# Problem to solve
Write out each line exactly as it stands, please.

# Data excerpts
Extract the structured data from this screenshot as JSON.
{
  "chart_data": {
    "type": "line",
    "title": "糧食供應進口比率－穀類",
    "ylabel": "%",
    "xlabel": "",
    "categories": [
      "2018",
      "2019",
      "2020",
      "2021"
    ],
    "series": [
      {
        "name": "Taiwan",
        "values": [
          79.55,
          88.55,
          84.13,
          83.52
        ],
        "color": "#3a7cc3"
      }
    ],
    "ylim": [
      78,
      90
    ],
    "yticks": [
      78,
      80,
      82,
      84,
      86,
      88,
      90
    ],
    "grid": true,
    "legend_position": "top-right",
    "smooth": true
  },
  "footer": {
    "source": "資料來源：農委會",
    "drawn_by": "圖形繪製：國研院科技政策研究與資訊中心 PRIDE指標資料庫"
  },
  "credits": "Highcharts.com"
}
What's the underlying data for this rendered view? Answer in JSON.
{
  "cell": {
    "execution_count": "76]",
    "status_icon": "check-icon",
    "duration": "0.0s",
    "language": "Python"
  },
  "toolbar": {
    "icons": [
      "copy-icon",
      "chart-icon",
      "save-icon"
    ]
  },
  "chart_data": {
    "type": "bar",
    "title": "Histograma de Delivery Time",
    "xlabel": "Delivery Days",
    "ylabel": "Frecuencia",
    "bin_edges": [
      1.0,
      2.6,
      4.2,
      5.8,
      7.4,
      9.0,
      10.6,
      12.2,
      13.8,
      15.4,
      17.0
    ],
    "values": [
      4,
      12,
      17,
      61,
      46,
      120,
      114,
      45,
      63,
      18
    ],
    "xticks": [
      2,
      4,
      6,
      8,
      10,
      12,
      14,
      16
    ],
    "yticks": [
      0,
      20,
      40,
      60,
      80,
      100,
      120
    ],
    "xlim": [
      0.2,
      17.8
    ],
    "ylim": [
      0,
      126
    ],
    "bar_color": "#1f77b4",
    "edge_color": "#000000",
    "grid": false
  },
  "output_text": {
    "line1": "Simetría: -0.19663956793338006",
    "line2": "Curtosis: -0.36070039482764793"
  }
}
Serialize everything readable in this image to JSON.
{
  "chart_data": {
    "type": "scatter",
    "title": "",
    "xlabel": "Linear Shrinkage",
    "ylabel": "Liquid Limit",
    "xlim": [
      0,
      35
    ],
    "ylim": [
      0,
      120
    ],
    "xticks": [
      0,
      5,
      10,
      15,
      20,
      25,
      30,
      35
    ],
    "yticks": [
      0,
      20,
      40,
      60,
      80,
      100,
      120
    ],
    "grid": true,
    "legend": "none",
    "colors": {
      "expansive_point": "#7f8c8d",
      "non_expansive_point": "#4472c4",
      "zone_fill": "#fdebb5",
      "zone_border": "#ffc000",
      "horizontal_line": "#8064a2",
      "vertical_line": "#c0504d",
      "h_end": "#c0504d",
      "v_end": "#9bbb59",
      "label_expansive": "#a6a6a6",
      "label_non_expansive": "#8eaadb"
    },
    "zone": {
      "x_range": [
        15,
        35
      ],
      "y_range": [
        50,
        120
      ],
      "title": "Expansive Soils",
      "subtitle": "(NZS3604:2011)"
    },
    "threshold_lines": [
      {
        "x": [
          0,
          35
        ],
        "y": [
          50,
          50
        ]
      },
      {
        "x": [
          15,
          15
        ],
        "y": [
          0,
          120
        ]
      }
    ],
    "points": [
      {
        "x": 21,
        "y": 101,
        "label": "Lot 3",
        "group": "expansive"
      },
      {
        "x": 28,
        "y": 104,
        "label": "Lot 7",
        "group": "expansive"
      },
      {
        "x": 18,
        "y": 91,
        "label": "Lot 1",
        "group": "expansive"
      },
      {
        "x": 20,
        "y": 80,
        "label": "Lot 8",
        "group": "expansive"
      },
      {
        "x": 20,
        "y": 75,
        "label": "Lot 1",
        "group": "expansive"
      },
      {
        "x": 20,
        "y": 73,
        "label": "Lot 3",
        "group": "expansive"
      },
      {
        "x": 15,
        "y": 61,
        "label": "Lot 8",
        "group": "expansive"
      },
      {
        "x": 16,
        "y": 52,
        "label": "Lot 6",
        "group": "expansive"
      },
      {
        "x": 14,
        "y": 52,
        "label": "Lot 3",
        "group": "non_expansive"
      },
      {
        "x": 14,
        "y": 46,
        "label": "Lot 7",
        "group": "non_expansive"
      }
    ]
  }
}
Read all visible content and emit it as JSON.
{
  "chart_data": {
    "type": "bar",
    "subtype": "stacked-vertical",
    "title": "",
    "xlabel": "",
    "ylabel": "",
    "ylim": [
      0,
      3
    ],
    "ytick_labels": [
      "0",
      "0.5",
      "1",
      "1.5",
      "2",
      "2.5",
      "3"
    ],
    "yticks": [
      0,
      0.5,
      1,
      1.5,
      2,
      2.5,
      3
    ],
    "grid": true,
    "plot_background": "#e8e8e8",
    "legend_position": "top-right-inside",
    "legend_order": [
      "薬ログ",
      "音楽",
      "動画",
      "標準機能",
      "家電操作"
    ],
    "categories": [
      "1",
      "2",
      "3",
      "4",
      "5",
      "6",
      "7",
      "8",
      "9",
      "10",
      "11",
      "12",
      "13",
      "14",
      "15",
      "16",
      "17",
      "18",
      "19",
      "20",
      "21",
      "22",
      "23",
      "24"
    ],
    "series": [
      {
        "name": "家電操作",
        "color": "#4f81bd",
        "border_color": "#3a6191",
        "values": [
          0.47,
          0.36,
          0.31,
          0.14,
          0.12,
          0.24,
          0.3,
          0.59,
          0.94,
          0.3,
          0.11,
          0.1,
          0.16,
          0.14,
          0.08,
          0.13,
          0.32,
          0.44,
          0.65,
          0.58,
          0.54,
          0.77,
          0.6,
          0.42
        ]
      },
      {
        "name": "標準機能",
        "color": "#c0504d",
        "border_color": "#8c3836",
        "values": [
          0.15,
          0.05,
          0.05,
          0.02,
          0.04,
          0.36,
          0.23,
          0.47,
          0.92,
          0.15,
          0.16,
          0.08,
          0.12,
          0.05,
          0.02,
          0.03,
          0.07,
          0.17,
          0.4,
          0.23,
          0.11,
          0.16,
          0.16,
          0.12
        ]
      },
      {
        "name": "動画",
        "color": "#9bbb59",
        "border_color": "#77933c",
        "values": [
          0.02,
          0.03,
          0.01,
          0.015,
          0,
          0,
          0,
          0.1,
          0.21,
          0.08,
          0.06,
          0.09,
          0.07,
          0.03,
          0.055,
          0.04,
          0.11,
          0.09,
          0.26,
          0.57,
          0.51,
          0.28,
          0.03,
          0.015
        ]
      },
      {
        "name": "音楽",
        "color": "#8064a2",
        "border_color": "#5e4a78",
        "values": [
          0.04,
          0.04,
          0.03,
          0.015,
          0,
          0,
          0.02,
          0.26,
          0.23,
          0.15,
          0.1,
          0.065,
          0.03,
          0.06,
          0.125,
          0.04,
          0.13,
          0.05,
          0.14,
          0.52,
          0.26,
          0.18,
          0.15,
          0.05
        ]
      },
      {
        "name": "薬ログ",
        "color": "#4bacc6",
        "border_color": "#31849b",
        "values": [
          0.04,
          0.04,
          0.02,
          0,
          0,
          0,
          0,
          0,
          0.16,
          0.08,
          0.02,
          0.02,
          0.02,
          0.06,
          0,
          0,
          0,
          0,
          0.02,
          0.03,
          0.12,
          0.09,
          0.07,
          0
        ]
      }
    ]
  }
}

# Result of the task
Extract the structured data from this screenshot as JSON.
{
  "chart_data": {
    "type": "line",
    "title": "糧食供應進口比率－穀類",
    "ylabel": "%",
    "xlabel": "",
    "categories": [
      "2018",
      "2019",
      "2020",
      "2021"
    ],
    "series": [
      {
        "name": "Taiwan",
        "values": [
          79.55,
          88.55,
          84.13,
          83.52
        ],
        "color": "#3a7cc3"
      }
    ],
    "ylim": [
      78,
      90
    ],
    "yticks": [
      78,
      80,
      82,
      84,
      86,
      88,
      90
    ],
    "grid": true,
    "legend_position": "top-right",
    "smooth": true
  },
  "footer": {
    "source": "資料來源：農委會",
    "drawn_by": "圖形繪製：國研院科技政策研究與資訊中心 PRIDE指標資料庫"
  },
  "credits": "Highcharts.com"
}
What's the underlying data for this rendered view? Answer in JSON.
{
  "cell": {
    "execution_count": "76]",
    "status_icon": "check-icon",
    "duration": "0.0s",
    "language": "Python"
  },
  "toolbar": {
    "icons": [
      "copy-icon",
      "chart-icon",
      "save-icon"
    ]
  },
  "chart_data": {
    "type": "bar",
    "title": "Histograma de Delivery Time",
    "xlabel": "Delivery Days",
    "ylabel": "Frecuencia",
    "bin_edges": [
      1.0,
      2.6,
      4.2,
      5.8,
      7.4,
      9.0,
      10.6,
      12.2,
      13.8,
      15.4,
      17.0
    ],
    "values": [
      4,
      12,
      17,
      61,
      46,
      120,
      114,
      45,
      63,
      18
    ],
    "xticks": [
      2,
      4,
      6,
      8,
      10,
      12,
      14,
      16
    ],
    "yticks": [
      0,
      20,
      40,
      60,
      80,
      100,
      120
    ],
    "xlim": [
      0.2,
      17.8
    ],
    "ylim": [
      0,
      126
    ],
    "bar_color": "#1f77b4",
    "edge_color": "#000000",
    "grid": false
  },
  "output_text": {
    "line1": "Simetría: -0.19663956793338006",
    "line2": "Curtosis: -0.36070039482764793"
  }
}
Serialize everything readable in this image to JSON.
{
  "chart_data": {
    "type": "scatter",
    "title": "",
    "xlabel": "Linear Shrinkage",
    "ylabel": "Liquid Limit",
    "xlim": [
      0,
      35
    ],
    "ylim": [
      0,
      120
    ],
    "xticks": [
      0,
      5,
      10,
      15,
      20,
      25,
      30,
      35
    ],
    "yticks": [
      0,
      20,
      40,
      60,
      80,
      100,
      120
    ],
    "grid": true,
    "legend": "none",
    "colors": {
      "expansive_point": "#7f8c8d",
      "non_expansive_point": "#4472c4",
      "zone_fill": "#fdebb5",
      "zone_border": "#ffc000",
      "horizontal_line": "#8064a2",
      "vertical_line": "#c0504d",
      "h_end": "#c0504d",
      "v_end": "#9bbb59",
      "label_expansive": "#a6a6a6",
      "label_non_expansive": "#8eaadb"
    },
    "zone": {
      "x_range": [
        15,
        35
      ],
      "y_range": [
        50,
        120
      ],
      "title": "Expansive Soils",
      "subtitle": "(NZS3604:2011)"
    },
    "threshold_lines": [
      {
        "x": [
          0,
          35
        ],
        "y": [
          50,
          50
        ]
      },
      {
        "x": [
          15,
          15
        ],
        "y": [
          0,
          120
        ]
      }
    ],
    "points": [
      {
        "x": 21,
        "y": 101,
        "label": "Lot 3",
        "group": "expansive"
      },
      {
        "x": 28,
        "y": 104,
        "label": "Lot 7",
        "group": "expansive"
      },
      {
        "x": 18,
        "y": 91,
        "label": "Lot 1",
        "group": "expansive"
      },
      {
        "x": 20,
        "y": 80,
        "label": "Lot 8",
        "group": "expansive"
      },
      {
        "x": 20,
        "y": 75,
        "label": "Lot 1",
        "group": "expansive"
      },
      {
        "x": 20,
        "y": 73,
        "label": "Lot 3",
        "group": "expansive"
      },
      {
        "x": 15,
        "y": 61,
        "label": "Lot 8",
        "group": "expansive"
      },
      {
        "x": 16,
        "y": 52,
        "label": "Lot 6",
        "group": "expansive"
      },
      {
        "x": 14,
        "y": 52,
        "label": "Lot 3",
        "group": "non_expansive"
      },
      {
        "x": 14,
        "y": 46,
        "label": "Lot 7",
        "group": "non_expansive"
      }
    ]
  }
}
Read all visible content and emit it as JSON.
{
  "chart_data": {
    "type": "bar",
    "subtype": "stacked-vertical",
    "title": "",
    "xlabel": "",
    "ylabel": "",
    "ylim": [
      0,
      3
    ],
    "ytick_labels": [
      "0",
      "0.5",
      "1",
      "1.5",
      "2",
      "2.5",
      "3"
    ],
    "yticks": [
      0,
      0.5,
      1,
      1.5,
      2,
      2.5,
      3
    ],
    "grid": true,
    "plot_background": "#e8e8e8",
    "legend_position": "top-right-inside",
    "legend_order": [
      "薬ログ",
      "音楽",
      "動画",
      "標準機能",
      "家電操作"
    ],
    "categories": [
      "1",
      "2",
      "3",
      "4",
      "5",
      "6",
      "7",
      "8",
      "9",
      "10",
      "11",
      "12",
      "13",
      "14",
      "15",
      "16",
      "17",
      "18",
      "19",
      "20",
      "21",
      "22",
      "23",
      "24"
    ],
    "series": [
      {
        "name": "家電操作",
        "color": "#4f81bd",
        "border_color": "#3a6191",
        "values": [
          0.47,
          0.36,
          0.31,
          0.14,
          0.12,
          0.24,
          0.3,
          0.59,
          0.94,
          0.3,
          0.11,
          0.1,
          0.16,
          0.14,
          0.08,
          0.13,
          0.32,
          0.44,
          0.65,
          0.58,
          0.54,
          0.77,
          0.6,
          0.42
        ]
      },
      {
        "name": "標準機能",
        "color": "#c0504d",
        "border_color": "#8c3836",
        "values": [
          0.15,
          0.05,
          0.05,
          0.02,
          0.04,
          0.36,
          0.23,
          0.47,
          0.92,
          0.15,
          0.16,
          0.08,
          0.12,
          0.05,
          0.02,
          0.03,
          0.07,
          0.17,
          0.4,
          0.23,
          0.11,
          0.16,
          0.16,
          0.12
        ]
      },
      {
        "name": "動画",
        "color": "#9bbb59",
        "border_color": "#77933c",
        "values": [
          0.02,
          0.03,
          0.01,
          0.015,
          0,
          0,
          0,
          0.1,
          0.21,
          0.08,
          0.06,
          0.09,
          0.07,
          0.03,
          0.055,
          0.04,
          0.11,
          0.09,
          0.26,
          0.57,
          0.51,
          0.28,
          0.03,
          0.015
        ]
      },
      {
        "name": "音楽",
        "color": "#8064a2",
        "border_color": "#5e4a78",
        "values": [
          0.04,
          0.04,
          0.03,
          0.015,
          0,
          0,
          0.02,
          0.26,
          0.23,
          0.15,
          0.1,
          0.065,
          0.03,
          0.06,
          0.125,
          0.04,
          0.13,
          0.05,
          0.14,
          0.52,
          0.26,
          0.18,
          0.15,
          0.05
        ]
      },
      {
        "name": "薬ログ",
        "color": "#4bacc6",
        "border_color": "#31849b",
        "values": [
          0.04,
          0.04,
          0.02,
          0,
          0,
          0,
          0,
          0,
          0.16,
          0.08,
          0.02,
          0.02,
          0.02,
          0.06,
          0,
          0,
          0,
          0,
          0.02,
          0.03,
          0.12,
          0.09,
          0.07,
          0
        ]
      }
    ]
  }
}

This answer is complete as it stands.